** START Data for this exercise **

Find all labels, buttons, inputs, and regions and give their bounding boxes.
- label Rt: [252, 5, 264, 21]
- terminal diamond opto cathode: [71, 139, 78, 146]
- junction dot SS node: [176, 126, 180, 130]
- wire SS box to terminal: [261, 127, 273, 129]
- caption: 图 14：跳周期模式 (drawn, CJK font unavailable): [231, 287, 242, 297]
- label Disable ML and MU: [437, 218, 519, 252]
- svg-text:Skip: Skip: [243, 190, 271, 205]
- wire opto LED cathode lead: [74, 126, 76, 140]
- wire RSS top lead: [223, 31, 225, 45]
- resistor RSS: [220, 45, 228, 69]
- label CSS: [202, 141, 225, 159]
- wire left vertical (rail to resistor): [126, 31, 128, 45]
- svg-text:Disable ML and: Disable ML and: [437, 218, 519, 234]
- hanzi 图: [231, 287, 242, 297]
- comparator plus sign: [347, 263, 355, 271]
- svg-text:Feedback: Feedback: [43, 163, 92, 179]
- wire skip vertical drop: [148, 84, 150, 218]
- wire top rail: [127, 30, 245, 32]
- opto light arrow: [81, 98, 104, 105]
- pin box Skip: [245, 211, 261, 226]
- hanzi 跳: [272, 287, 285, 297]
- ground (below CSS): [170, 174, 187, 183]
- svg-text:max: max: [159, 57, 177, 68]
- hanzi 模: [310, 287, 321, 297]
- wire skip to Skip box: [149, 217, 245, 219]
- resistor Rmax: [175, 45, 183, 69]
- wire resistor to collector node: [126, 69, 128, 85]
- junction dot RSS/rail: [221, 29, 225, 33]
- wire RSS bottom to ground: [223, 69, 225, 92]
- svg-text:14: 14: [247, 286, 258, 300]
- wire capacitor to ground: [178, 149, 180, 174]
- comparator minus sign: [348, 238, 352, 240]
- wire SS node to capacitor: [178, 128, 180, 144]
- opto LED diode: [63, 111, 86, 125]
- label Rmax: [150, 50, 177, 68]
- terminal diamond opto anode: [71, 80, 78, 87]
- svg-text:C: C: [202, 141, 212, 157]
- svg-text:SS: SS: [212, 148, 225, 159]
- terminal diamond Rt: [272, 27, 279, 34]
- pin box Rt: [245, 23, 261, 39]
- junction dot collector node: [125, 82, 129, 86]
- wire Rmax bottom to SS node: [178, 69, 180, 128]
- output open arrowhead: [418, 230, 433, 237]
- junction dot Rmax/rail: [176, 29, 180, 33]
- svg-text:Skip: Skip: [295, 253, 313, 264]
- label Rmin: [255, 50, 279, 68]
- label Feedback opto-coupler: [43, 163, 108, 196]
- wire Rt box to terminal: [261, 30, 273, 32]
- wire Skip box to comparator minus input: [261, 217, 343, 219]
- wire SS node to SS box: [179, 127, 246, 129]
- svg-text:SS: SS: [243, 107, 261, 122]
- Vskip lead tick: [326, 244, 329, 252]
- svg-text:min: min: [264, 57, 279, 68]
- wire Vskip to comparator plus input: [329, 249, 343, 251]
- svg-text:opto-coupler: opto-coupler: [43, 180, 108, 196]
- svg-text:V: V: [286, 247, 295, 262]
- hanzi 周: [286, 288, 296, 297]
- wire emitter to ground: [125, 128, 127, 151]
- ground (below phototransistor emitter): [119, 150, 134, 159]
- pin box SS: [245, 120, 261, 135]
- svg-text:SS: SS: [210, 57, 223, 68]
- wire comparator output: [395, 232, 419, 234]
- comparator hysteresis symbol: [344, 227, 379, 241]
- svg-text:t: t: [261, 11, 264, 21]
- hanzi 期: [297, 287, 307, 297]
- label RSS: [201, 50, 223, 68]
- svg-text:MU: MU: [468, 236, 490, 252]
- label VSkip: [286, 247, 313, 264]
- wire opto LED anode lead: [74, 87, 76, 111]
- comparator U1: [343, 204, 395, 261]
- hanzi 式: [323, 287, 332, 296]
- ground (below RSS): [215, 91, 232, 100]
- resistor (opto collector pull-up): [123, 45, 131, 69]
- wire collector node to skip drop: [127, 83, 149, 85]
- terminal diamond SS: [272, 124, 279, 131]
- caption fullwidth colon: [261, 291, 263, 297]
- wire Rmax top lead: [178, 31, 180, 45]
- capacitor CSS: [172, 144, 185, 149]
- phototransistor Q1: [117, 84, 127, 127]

** END Data for this exercise **

Problem requirements -> Copy out all of the rows above word for word, changing nothing.

Result below ->
Find all labels, buttons, inputs, and regions and give their bounding boxes.
- label Rt: [252, 5, 264, 21]
- terminal diamond opto cathode: [71, 139, 78, 146]
- junction dot SS node: [176, 126, 180, 130]
- wire SS box to terminal: [261, 127, 273, 129]
- caption: 图 14：跳周期模式 (drawn, CJK font unavailable): [231, 287, 242, 297]
- label Disable ML and MU: [437, 218, 519, 252]
- svg-text:Skip: Skip: [243, 190, 271, 205]
- wire opto LED cathode lead: [74, 126, 76, 140]
- wire RSS top lead: [223, 31, 225, 45]
- resistor RSS: [220, 45, 228, 69]
- label CSS: [202, 141, 225, 159]
- wire left vertical (rail to resistor): [126, 31, 128, 45]
- svg-text:Disable ML and: Disable ML and: [437, 218, 519, 234]
- hanzi 图: [231, 287, 242, 297]
- comparator plus sign: [347, 263, 355, 271]
- svg-text:Feedback: Feedback: [43, 163, 92, 179]
- wire skip vertical drop: [148, 84, 150, 218]
- wire top rail: [127, 30, 245, 32]
- opto light arrow: [81, 98, 104, 105]
- pin box Skip: [245, 211, 261, 226]
- hanzi 跳: [272, 287, 285, 297]
- ground (below CSS): [170, 174, 187, 183]
- svg-text:max: max: [159, 57, 177, 68]
- hanzi 模: [310, 287, 321, 297]
- wire skip to Skip box: [149, 217, 245, 219]
- resistor Rmax: [175, 45, 183, 69]
- wire resistor to collector node: [126, 69, 128, 85]
- junction dot RSS/rail: [221, 29, 225, 33]
- wire RSS bottom to ground: [223, 69, 225, 92]
- svg-text:14: 14: [247, 286, 258, 300]
- wire capacitor to ground: [178, 149, 180, 174]
- comparator minus sign: [348, 238, 352, 240]
- wire SS node to capacitor: [178, 128, 180, 144]
- opto LED diode: [63, 111, 86, 125]
- label Rmax: [150, 50, 177, 68]
- terminal diamond opto anode: [71, 80, 78, 87]
- svg-text:C: C: [202, 141, 212, 157]
- svg-text:SS: SS: [212, 148, 225, 159]
- terminal diamond Rt: [272, 27, 279, 34]
- pin box Rt: [245, 23, 261, 39]
- junction dot collector node: [125, 82, 129, 86]
- wire Rmax bottom to SS node: [178, 69, 180, 128]
- output open arrowhead: [418, 230, 433, 237]
- junction dot Rmax/rail: [176, 29, 180, 33]
- svg-text:Skip: Skip: [295, 253, 313, 264]
- label Rmin: [255, 50, 279, 68]
- label Feedback opto-coupler: [43, 163, 108, 196]
- wire Rt box to terminal: [261, 30, 273, 32]
- wire Skip box to comparator minus input: [261, 217, 343, 219]
- wire SS node to SS box: [179, 127, 246, 129]
- svg-text:SS: SS: [243, 107, 261, 122]
- Vskip lead tick: [326, 244, 329, 252]
- svg-text:min: min: [264, 57, 279, 68]
- wire Vskip to comparator plus input: [329, 249, 343, 251]
- svg-text:opto-coupler: opto-coupler: [43, 180, 108, 196]
- svg-text:V: V: [286, 247, 295, 262]
- hanzi 周: [286, 288, 296, 297]
- wire emitter to ground: [125, 128, 127, 151]
- ground (below phototransistor emitter): [119, 150, 134, 159]
- pin box SS: [245, 120, 261, 135]
- svg-text:SS: SS: [210, 57, 223, 68]
- wire comparator output: [395, 232, 419, 234]
- comparator hysteresis symbol: [344, 227, 379, 241]
- svg-text:t: t: [261, 11, 264, 21]
- hanzi 期: [297, 287, 307, 297]
- label RSS: [201, 50, 223, 68]
- svg-text:MU: MU: [468, 236, 490, 252]
- label VSkip: [286, 247, 313, 264]
- wire opto LED anode lead: [74, 87, 76, 111]
- comparator U1: [343, 204, 395, 261]
- hanzi 式: [323, 287, 332, 296]
- ground (below RSS): [215, 91, 232, 100]
- resistor (opto collector pull-up): [123, 45, 131, 69]
- wire collector node to skip drop: [127, 83, 149, 85]
- terminal diamond SS: [272, 124, 279, 131]
- caption fullwidth colon: [261, 291, 263, 297]
- wire Rmax top lead: [178, 31, 180, 45]
- capacitor CSS: [172, 144, 185, 149]
- phototransistor Q1: [117, 84, 127, 127]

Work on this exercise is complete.